_YOUR OBJECTIVE:_ Lines with the word "Auth" in them are the ones to copy from the records.

_Data records:_

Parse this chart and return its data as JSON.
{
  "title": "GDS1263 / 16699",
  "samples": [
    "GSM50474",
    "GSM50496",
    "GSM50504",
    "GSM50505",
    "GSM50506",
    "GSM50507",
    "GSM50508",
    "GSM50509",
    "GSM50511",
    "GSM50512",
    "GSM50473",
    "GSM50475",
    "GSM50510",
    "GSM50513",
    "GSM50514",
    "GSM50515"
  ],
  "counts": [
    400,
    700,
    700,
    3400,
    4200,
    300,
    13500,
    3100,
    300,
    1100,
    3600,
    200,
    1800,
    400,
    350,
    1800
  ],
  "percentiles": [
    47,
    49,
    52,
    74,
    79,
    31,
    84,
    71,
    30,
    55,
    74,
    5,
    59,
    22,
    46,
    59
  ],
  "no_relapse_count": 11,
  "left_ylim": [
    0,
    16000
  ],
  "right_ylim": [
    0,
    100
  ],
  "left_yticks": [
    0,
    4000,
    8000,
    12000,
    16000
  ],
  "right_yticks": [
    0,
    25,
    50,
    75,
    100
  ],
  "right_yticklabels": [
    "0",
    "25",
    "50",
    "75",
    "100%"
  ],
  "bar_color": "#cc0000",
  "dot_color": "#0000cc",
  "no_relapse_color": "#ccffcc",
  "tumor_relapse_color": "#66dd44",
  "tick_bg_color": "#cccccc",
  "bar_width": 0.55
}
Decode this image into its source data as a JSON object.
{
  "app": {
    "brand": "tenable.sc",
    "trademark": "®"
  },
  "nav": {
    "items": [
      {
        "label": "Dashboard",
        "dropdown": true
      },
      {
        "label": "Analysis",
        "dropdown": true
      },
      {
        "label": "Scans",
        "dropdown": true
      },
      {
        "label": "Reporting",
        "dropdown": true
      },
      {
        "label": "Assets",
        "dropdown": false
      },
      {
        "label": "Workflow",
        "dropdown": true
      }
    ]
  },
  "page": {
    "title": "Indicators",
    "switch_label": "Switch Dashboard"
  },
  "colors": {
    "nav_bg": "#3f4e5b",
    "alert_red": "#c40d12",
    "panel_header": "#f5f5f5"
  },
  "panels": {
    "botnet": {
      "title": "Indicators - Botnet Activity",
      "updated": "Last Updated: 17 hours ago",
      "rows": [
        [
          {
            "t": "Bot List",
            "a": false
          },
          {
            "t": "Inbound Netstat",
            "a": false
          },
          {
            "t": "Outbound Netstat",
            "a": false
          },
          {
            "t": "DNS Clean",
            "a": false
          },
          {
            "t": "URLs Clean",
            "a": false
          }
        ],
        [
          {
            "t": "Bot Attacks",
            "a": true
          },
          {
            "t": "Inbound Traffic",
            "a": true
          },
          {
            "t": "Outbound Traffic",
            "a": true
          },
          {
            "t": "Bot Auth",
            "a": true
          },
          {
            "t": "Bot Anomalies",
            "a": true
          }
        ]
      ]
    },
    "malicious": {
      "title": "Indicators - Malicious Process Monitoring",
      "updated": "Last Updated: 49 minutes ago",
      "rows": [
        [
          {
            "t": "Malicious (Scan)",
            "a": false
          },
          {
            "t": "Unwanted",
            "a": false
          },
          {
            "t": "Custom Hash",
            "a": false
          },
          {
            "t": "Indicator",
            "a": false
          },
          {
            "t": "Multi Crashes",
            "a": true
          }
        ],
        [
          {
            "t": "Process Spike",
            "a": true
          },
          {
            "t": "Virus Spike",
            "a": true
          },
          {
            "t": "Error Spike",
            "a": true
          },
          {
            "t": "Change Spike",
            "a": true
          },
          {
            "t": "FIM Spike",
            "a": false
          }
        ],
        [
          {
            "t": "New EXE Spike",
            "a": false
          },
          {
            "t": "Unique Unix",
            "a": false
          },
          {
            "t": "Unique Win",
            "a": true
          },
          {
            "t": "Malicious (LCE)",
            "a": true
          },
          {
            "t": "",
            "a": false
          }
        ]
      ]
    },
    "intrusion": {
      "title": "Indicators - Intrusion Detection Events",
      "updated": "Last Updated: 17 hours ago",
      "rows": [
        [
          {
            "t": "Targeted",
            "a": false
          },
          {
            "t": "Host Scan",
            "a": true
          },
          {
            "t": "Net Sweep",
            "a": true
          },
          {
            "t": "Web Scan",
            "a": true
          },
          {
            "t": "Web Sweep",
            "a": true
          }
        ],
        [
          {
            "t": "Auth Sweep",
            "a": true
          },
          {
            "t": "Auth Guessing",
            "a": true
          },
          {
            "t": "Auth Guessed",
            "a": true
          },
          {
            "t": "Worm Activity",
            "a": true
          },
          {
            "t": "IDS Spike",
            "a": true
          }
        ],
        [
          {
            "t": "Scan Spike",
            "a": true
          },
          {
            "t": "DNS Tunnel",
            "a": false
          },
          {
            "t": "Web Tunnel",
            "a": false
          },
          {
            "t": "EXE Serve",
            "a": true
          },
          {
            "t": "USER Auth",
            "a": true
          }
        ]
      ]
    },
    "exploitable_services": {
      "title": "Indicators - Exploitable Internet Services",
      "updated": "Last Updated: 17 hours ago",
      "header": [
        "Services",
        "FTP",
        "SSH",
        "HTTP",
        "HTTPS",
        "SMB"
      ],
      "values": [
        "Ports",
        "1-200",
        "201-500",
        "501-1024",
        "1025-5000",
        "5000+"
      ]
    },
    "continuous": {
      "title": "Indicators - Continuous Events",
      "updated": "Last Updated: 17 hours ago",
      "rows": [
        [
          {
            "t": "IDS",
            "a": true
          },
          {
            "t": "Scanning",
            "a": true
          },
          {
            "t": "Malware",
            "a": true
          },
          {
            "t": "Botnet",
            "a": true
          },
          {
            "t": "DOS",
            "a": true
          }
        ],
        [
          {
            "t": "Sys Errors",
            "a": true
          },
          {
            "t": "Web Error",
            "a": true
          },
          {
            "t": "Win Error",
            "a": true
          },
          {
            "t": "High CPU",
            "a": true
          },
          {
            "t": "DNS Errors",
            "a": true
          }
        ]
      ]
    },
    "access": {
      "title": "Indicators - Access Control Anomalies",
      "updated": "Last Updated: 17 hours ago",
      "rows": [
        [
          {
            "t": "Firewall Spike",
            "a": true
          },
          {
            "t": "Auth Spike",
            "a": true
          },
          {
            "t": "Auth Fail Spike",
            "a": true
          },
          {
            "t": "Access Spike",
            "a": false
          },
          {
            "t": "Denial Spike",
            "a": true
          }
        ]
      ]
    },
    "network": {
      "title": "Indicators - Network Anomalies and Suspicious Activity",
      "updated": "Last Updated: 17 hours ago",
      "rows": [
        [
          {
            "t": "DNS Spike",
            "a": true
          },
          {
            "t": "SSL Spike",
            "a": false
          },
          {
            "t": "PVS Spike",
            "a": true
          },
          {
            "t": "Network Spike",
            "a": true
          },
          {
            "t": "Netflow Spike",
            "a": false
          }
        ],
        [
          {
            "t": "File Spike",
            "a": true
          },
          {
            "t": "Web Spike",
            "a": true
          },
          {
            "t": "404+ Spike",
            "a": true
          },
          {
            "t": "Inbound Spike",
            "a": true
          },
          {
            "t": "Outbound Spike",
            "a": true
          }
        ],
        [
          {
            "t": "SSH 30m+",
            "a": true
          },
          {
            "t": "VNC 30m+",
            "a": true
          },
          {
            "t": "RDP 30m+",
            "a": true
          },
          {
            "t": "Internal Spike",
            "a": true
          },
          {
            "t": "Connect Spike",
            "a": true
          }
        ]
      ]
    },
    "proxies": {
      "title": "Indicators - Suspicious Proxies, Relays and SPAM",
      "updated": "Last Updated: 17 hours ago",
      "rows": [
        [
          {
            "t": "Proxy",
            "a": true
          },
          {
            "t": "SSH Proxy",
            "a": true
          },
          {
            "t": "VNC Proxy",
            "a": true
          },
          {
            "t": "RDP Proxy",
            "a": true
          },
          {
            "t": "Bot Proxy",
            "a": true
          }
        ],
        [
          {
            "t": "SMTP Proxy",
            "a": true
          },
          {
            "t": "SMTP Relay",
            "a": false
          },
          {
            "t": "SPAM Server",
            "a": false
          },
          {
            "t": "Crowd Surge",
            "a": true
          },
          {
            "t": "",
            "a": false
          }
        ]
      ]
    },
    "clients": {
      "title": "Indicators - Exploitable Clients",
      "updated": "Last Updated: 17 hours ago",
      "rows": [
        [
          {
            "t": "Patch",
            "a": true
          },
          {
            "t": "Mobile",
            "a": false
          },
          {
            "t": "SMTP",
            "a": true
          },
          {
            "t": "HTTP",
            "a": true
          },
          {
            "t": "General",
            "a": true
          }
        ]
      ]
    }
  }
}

_RESPONSE BOX:_
            "t": "Bot Auth",
            "t": "Auth Sweep",
            "t": "Auth Guessing",
            "t": "Auth Guessed",
            "t": "USER Auth",
            "t": "Auth Spike",
            "t": "Auth Fail Spike",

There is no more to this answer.